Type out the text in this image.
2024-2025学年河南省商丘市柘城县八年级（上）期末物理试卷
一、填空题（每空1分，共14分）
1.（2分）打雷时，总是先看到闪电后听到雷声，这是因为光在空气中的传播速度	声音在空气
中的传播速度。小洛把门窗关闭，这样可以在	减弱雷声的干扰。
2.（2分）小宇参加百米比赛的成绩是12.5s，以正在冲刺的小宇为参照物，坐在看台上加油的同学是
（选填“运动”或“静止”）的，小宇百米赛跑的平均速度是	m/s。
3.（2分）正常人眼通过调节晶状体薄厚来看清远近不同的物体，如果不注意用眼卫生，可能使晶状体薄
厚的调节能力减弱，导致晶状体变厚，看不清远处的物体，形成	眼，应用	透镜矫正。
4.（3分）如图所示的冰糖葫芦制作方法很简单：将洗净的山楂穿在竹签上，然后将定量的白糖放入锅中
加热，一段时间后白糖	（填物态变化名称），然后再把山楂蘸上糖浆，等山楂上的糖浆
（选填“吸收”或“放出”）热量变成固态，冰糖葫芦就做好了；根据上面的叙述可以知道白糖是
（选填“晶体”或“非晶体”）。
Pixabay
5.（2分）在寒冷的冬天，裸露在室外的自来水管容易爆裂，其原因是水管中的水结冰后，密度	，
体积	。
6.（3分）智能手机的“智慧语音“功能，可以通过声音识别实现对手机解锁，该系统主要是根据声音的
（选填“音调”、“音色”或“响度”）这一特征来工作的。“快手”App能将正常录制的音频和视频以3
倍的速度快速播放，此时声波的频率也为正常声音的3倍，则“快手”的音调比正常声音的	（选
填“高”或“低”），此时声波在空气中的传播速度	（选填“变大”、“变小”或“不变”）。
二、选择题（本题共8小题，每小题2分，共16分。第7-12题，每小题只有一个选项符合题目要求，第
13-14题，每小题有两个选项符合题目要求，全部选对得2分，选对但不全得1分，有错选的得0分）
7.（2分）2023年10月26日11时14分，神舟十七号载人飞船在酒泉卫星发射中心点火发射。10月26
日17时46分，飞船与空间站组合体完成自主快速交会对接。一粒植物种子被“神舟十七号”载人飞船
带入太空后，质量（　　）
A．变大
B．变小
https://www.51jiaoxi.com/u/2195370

...

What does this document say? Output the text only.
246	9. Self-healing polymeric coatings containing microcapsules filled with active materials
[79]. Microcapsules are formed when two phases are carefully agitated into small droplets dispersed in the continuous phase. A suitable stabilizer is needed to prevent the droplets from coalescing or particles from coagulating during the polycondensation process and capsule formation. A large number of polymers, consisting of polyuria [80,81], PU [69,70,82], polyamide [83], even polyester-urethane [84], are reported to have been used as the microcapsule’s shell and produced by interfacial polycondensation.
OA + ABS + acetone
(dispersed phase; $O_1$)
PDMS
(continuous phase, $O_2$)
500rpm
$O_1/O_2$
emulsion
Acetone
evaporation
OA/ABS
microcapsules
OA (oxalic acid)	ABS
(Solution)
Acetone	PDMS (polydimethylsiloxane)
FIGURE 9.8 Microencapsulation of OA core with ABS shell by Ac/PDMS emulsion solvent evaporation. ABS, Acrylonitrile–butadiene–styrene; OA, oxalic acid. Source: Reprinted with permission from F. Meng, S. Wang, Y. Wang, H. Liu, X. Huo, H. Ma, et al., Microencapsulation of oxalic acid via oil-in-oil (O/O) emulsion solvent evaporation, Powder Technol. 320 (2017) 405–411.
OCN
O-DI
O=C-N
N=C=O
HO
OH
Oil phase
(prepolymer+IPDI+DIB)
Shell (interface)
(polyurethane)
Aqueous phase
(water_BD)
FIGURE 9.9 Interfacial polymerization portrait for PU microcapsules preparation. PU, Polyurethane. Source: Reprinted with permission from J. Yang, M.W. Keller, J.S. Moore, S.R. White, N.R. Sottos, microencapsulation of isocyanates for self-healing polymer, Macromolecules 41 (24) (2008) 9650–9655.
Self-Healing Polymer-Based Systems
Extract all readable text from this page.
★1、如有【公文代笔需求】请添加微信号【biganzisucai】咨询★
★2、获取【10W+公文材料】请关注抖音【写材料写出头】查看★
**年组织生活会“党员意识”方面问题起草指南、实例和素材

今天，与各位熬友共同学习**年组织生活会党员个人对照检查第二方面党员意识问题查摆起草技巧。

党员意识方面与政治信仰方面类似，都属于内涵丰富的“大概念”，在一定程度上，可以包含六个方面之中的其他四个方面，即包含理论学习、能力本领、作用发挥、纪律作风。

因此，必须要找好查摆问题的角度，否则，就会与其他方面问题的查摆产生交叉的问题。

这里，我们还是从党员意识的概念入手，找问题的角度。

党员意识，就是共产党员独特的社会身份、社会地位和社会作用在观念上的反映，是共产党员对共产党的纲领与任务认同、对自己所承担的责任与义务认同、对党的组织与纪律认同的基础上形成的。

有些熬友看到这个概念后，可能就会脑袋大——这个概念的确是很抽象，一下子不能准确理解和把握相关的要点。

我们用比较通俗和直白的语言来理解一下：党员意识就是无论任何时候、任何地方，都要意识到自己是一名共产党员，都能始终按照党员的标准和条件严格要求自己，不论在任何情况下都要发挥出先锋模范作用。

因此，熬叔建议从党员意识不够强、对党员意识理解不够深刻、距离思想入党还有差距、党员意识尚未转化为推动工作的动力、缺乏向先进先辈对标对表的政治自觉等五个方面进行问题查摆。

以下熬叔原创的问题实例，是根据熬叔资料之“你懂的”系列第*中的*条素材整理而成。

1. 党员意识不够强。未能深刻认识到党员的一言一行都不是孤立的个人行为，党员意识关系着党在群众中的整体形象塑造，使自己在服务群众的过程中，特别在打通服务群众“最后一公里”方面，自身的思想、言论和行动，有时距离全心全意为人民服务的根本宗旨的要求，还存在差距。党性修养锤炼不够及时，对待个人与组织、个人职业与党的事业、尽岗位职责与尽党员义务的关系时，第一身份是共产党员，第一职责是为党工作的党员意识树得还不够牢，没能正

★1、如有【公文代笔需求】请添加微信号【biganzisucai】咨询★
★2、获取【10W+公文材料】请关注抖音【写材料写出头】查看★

SHORT TASK:
Copy every line that includes the string "permission" from the material above.

RESULT:
FIGURE 9.8 Microencapsulation of OA core with ABS shell by Ac/PDMS emulsion solvent evaporation. ABS, Acrylonitrile–butadiene–styrene; OA, oxalic acid. Source: Reprinted with permission from F. Meng, S. Wang, Y. Wang, H. Liu, X. Huo, H. Ma, et al., Microencapsulation of oxalic acid via oil-in-oil (O/O) emulsion solvent evaporation, Powder Technol. 320 (2017) 405–411.
FIGURE 9.9 Interfacial polymerization portrait for PU microcapsules preparation. PU, Polyurethane. Source: Reprinted with permission from J. Yang, M.W. Keller, J.S. Moore, S.R. White, N.R. Sottos, microencapsulation of isocyanates for self-healing polymer, Macromolecules 41 (24) (2008) 9650–9655.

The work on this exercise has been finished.